[start Records supplied]
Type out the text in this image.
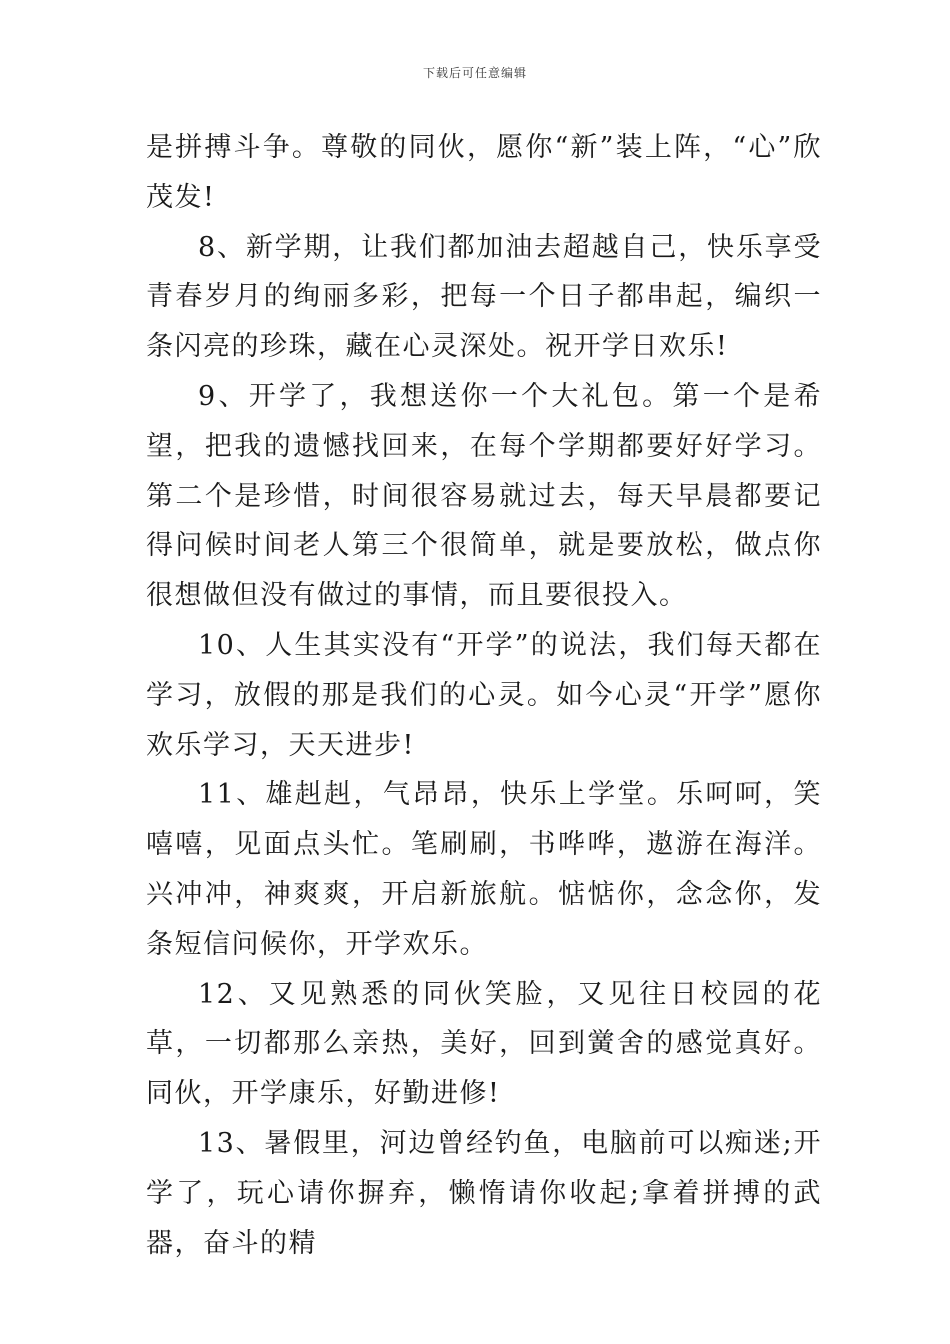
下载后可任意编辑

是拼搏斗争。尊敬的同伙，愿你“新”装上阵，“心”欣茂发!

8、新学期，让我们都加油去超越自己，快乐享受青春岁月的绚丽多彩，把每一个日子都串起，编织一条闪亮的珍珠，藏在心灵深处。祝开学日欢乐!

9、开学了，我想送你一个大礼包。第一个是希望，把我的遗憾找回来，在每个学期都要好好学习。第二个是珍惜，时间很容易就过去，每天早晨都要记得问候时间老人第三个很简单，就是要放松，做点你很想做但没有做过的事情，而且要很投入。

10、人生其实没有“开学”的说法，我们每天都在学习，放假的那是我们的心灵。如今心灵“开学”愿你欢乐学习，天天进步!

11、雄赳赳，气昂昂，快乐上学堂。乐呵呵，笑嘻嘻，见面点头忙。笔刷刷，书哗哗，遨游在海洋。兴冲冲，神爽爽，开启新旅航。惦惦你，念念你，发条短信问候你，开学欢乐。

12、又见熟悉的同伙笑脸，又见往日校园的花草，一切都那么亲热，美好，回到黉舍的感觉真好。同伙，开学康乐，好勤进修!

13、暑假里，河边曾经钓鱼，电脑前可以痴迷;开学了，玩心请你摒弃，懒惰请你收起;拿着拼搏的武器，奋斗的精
[end Records supplied]
## What is asked:
Give all the lines above again, character for character, without pictures.

## Output of the task:
Type out the text in this image.
下载后可任意编辑

是拼搏斗争。尊敬的同伙，愿你“新”装上阵，“心”欣茂发!

8、新学期，让我们都加油去超越自己，快乐享受青春岁月的绚丽多彩，把每一个日子都串起，编织一条闪亮的珍珠，藏在心灵深处。祝开学日欢乐!

9、开学了，我想送你一个大礼包。第一个是希望，把我的遗憾找回来，在每个学期都要好好学习。第二个是珍惜，时间很容易就过去，每天早晨都要记得问候时间老人第三个很简单，就是要放松，做点你很想做但没有做过的事情，而且要很投入。

10、人生其实没有“开学”的说法，我们每天都在学习，放假的那是我们的心灵。如今心灵“开学”愿你欢乐学习，天天进步!

11、雄赳赳，气昂昂，快乐上学堂。乐呵呵，笑嘻嘻，见面点头忙。笔刷刷，书哗哗，遨游在海洋。兴冲冲，神爽爽，开启新旅航。惦惦你，念念你，发条短信问候你，开学欢乐。

12、又见熟悉的同伙笑脸，又见往日校园的花草，一切都那么亲热，美好，回到黉舍的感觉真好。同伙，开学康乐，好勤进修!

13、暑假里，河边曾经钓鱼，电脑前可以痴迷;开学了，玩心请你摒弃，懒惰请你收起;拿着拼搏的武器，奋斗的精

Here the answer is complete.